▶ [What is needed]:
Return only the number of lines in the entries below that hold the word "water".
■ ■ ■ ■ ■ ■ ■
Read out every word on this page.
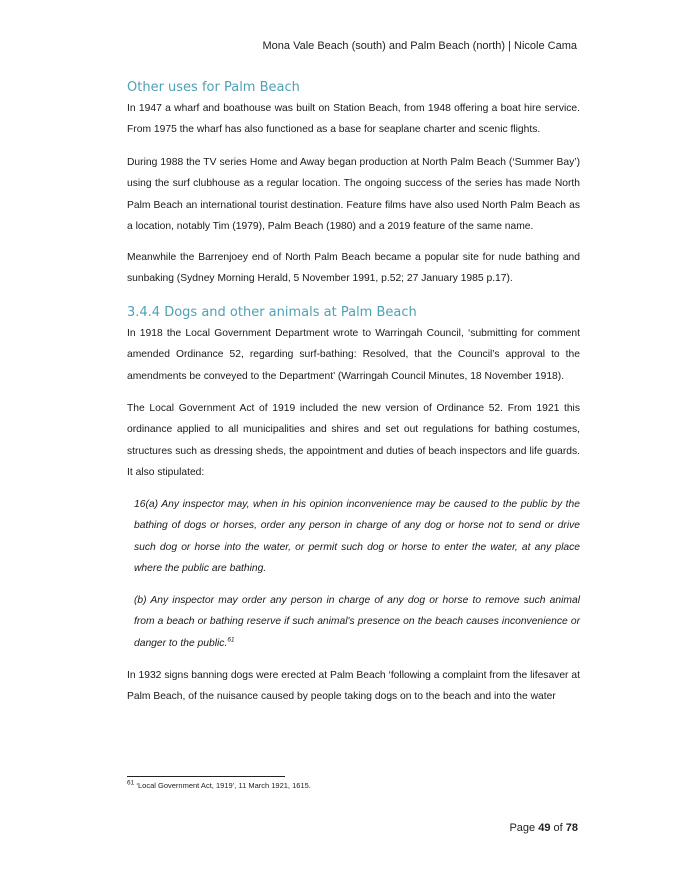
Mona Vale Beach (south) and Palm Beach (north) | Nicole Cama
Other uses for Palm Beach

In 1947 a wharf and boathouse was built on Station Beach, from 1948 offering a boat hire service. From 1975 the wharf has also functioned as a base for seaplane charter and scenic flights.

During 1988 the TV series Home and Away began production at North Palm Beach (‘Summer Bay’) using the surf clubhouse as a regular location. The ongoing success of the series has made North Palm Beach an international tourist destination. Feature films have also used North Palm Beach as a location, notably Tim (1979), Palm Beach (1980) and a 2019 feature of the same name.

Meanwhile the Barrenjoey end of North Palm Beach became a popular site for nude bathing and sunbaking (Sydney Morning Herald, 5 November 1991, p.52; 27 January 1985 p.17).

3.4.4 Dogs and other animals at Palm Beach

In 1918 the Local Government Department wrote to Warringah Council, ‘submitting for comment amended Ordinance 52, regarding surf-bathing: Resolved, that the Council’s approval to the amendments be conveyed to the Department’ (Warringah Council Minutes, 18 November 1918).

The Local Government Act of 1919 included the new version of Ordinance 52. From 1921 this ordinance applied to all municipalities and shires and set out regulations for bathing costumes, structures such as dressing sheds, the appointment and duties of beach inspectors and life guards. It also stipulated:

16(a) Any inspector may, when in his opinion inconvenience may be caused to the public by the bathing of dogs or horses, order any person in charge of any dog or horse not to send or drive such dog or horse into the water, or permit such dog or horse to enter the water, at any place where the public are bathing.

(b) Any inspector may order any person in charge of any dog or horse to remove such animal from a beach or bathing reserve if such animal's presence on the beach causes inconvenience or danger to the public.$^{61}$

In 1932 signs banning dogs were erected at Palm Beach ‘following a complaint from the lifesaver at Palm Beach, of the nuisance caused by people taking dogs on to the beach and into the water

$^{61}$ ‘Local Government Act, 1919’, 11 March 1921, 1615.
Page 49 of 78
■ ■ ■ ■ ■ ■ ■
▶ [Response to the task]:
2